* [Excerpted data]
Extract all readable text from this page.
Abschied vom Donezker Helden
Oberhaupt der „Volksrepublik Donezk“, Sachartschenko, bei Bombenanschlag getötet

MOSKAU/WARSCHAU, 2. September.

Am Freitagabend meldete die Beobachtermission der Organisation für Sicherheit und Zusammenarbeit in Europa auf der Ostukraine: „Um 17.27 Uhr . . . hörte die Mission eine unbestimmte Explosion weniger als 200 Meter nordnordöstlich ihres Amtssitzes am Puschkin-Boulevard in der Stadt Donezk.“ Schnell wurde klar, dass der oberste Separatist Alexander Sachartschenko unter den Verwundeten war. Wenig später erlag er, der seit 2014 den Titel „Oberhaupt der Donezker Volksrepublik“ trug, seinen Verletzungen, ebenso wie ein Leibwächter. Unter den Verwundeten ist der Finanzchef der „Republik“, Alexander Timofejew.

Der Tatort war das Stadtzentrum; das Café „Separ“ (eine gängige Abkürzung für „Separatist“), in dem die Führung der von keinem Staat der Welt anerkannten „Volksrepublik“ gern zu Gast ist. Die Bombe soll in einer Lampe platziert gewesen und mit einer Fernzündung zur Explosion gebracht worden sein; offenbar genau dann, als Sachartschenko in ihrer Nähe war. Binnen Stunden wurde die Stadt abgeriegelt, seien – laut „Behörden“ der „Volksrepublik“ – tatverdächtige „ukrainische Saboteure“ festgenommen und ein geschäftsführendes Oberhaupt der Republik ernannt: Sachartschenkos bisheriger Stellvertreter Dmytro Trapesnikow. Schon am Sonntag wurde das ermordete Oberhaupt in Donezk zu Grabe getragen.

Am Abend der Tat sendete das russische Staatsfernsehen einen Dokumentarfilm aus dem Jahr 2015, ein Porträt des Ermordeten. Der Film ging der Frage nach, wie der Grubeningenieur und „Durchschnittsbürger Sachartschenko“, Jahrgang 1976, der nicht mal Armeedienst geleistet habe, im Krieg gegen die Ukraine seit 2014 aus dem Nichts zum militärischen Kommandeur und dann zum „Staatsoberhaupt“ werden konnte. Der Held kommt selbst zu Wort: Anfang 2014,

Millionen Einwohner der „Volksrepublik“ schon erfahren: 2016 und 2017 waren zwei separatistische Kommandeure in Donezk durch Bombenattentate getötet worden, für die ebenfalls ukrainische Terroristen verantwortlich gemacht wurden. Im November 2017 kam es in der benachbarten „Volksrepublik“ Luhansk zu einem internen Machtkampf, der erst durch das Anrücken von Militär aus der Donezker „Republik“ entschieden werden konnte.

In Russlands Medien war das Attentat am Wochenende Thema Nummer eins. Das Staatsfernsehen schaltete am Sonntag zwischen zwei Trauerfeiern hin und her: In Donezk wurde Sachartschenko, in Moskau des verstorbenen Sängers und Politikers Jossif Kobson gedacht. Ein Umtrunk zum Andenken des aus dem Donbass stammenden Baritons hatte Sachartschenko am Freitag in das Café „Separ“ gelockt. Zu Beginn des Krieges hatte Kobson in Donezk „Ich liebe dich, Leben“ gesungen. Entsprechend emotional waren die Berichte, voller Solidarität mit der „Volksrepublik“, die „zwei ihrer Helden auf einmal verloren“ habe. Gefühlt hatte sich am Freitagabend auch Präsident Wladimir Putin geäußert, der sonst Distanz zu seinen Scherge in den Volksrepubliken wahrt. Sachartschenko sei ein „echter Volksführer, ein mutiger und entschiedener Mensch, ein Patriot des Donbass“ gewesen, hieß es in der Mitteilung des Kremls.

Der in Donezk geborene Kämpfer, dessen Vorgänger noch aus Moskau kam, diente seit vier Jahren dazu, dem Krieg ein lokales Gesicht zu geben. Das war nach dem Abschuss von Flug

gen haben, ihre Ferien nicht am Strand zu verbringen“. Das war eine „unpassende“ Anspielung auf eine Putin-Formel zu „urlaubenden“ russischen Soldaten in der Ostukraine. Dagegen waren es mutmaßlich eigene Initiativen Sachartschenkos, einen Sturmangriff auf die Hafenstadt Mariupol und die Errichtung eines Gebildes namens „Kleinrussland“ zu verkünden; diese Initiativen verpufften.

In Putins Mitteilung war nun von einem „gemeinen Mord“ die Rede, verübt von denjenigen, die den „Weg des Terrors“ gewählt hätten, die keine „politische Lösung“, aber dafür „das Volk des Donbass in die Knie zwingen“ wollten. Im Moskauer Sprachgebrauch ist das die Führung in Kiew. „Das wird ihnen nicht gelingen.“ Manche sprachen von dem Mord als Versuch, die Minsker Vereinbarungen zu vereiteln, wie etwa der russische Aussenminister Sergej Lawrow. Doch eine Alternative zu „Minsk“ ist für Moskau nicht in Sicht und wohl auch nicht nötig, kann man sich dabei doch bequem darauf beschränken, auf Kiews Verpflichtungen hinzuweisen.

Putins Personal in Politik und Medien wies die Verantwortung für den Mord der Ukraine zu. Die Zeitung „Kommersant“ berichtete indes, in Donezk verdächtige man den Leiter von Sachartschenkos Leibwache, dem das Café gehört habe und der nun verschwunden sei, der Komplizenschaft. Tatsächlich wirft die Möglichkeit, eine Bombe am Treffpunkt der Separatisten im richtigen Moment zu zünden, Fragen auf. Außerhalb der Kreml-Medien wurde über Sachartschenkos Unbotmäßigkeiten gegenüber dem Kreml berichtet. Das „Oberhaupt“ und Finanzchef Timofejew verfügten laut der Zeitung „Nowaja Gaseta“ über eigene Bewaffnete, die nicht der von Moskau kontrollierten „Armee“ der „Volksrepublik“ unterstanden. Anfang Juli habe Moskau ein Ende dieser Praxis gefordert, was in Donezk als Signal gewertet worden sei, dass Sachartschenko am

* [Your assignment] Copy all of the data exactly.

* [Completed task]
Extract all readable text from this page.
Abschied vom Donezker Helden
Oberhaupt der „Volksrepublik Donezk“, Sachartschenko, bei Bombenanschlag getötet

MOSKAU/WARSCHAU, 2. September.

Am Freitagabend meldete die Beobachtermission der Organisation für Sicherheit und Zusammenarbeit in Europa auf der Ostukraine: „Um 17.27 Uhr . . . hörte die Mission eine unbestimmte Explosion weniger als 200 Meter nordnordöstlich ihres Amtssitzes am Puschkin-Boulevard in der Stadt Donezk.“ Schnell wurde klar, dass der oberste Separatist Alexander Sachartschenko unter den Verwundeten war. Wenig später erlag er, der seit 2014 den Titel „Oberhaupt der Donezker Volksrepublik“ trug, seinen Verletzungen, ebenso wie ein Leibwächter. Unter den Verwundeten ist der Finanzchef der „Republik“, Alexander Timofejew.

Der Tatort war das Stadtzentrum; das Café „Separ“ (eine gängige Abkürzung für „Separatist“), in dem die Führung der von keinem Staat der Welt anerkannten „Volksrepublik“ gern zu Gast ist. Die Bombe soll in einer Lampe platziert gewesen und mit einer Fernzündung zur Explosion gebracht worden sein; offenbar genau dann, als Sachartschenko in ihrer Nähe war. Binnen Stunden wurde die Stadt abgeriegelt, seien – laut „Behörden“ der „Volksrepublik“ – tatverdächtige „ukrainische Saboteure“ festgenommen und ein geschäftsführendes Oberhaupt der Republik ernannt: Sachartschenkos bisheriger Stellvertreter Dmytro Trapesnikow. Schon am Sonntag wurde das ermordete Oberhaupt in Donezk zu Grabe getragen.

Am Abend der Tat sendete das russische Staatsfernsehen einen Dokumentarfilm aus dem Jahr 2015, ein Porträt des Ermordeten. Der Film ging der Frage nach, wie der Grubeningenieur und „Durchschnittsbürger Sachartschenko“, Jahrgang 1976, der nicht mal Armeedienst geleistet habe, im Krieg gegen die Ukraine seit 2014 aus dem Nichts zum militärischen Kommandeur und dann zum „Staatsoberhaupt“ werden konnte. Der Held kommt selbst zu Wort: Anfang 2014,

Millionen Einwohner der „Volksrepublik“ schon erfahren: 2016 und 2017 waren zwei separatistische Kommandeure in Donezk durch Bombenattentate getötet worden, für die ebenfalls ukrainische Terroristen verantwortlich gemacht wurden. Im November 2017 kam es in der benachbarten „Volksrepublik“ Luhansk zu einem internen Machtkampf, der erst durch das Anrücken von Militär aus der Donezker „Republik“ entschieden werden konnte.

In Russlands Medien war das Attentat am Wochenende Thema Nummer eins. Das Staatsfernsehen schaltete am Sonntag zwischen zwei Trauerfeiern hin und her: In Donezk wurde Sachartschenko, in Moskau des verstorbenen Sängers und Politikers Jossif Kobson gedacht. Ein Umtrunk zum Andenken des aus dem Donbass stammenden Baritons hatte Sachartschenko am Freitag in das Café „Separ“ gelockt. Zu Beginn des Krieges hatte Kobson in Donezk „Ich liebe dich, Leben“ gesungen. Entsprechend emotional waren die Berichte, voller Solidarität mit der „Volksrepublik“, die „zwei ihrer Helden auf einmal verloren“ habe. Gefühlt hatte sich am Freitagabend auch Präsident Wladimir Putin geäußert, der sonst Distanz zu seinen Scherge in den Volksrepubliken wahrt. Sachartschenko sei ein „echter Volksführer, ein mutiger und entschiedener Mensch, ein Patriot des Donbass“ gewesen, hieß es in der Mitteilung des Kremls.

Der in Donezk geborene Kämpfer, dessen Vorgänger noch aus Moskau kam, diente seit vier Jahren dazu, dem Krieg ein lokales Gesicht zu geben. Das war nach dem Abschuss von Flug

gen haben, ihre Ferien nicht am Strand zu verbringen“. Das war eine „unpassende“ Anspielung auf eine Putin-Formel zu „urlaubenden“ russischen Soldaten in der Ostukraine. Dagegen waren es mutmaßlich eigene Initiativen Sachartschenkos, einen Sturmangriff auf die Hafenstadt Mariupol und die Errichtung eines Gebildes namens „Kleinrussland“ zu verkünden; diese Initiativen verpufften.

In Putins Mitteilung war nun von einem „gemeinen Mord“ die Rede, verübt von denjenigen, die den „Weg des Terrors“ gewählt hätten, die keine „politische Lösung“, aber dafür „das Volk des Donbass in die Knie zwingen“ wollten. Im Moskauer Sprachgebrauch ist das die Führung in Kiew. „Das wird ihnen nicht gelingen.“ Manche sprachen von dem Mord als Versuch, die Minsker Vereinbarungen zu vereiteln, wie etwa der russische Aussenminister Sergej Lawrow. Doch eine Alternative zu „Minsk“ ist für Moskau nicht in Sicht und wohl auch nicht nötig, kann man sich dabei doch bequem darauf beschränken, auf Kiews Verpflichtungen hinzuweisen.

Putins Personal in Politik und Medien wies die Verantwortung für den Mord der Ukraine zu. Die Zeitung „Kommersant“ berichtete indes, in Donezk verdächtige man den Leiter von Sachartschenkos Leibwache, dem das Café gehört habe und der nun verschwunden sei, der Komplizenschaft. Tatsächlich wirft die Möglichkeit, eine Bombe am Treffpunkt der Separatisten im richtigen Moment zu zünden, Fragen auf. Außerhalb der Kreml-Medien wurde über Sachartschenkos Unbotmäßigkeiten gegenüber dem Kreml berichtet. Das „Oberhaupt“ und Finanzchef Timofejew verfügten laut der Zeitung „Nowaja Gaseta“ über eigene Bewaffnete, die nicht der von Moskau kontrollierten „Armee“ der „Volksrepublik“ unterstanden. Anfang Juli habe Moskau ein Ende dieser Praxis gefordert, was in Donezk als Signal gewertet worden sei, dass Sachartschenko am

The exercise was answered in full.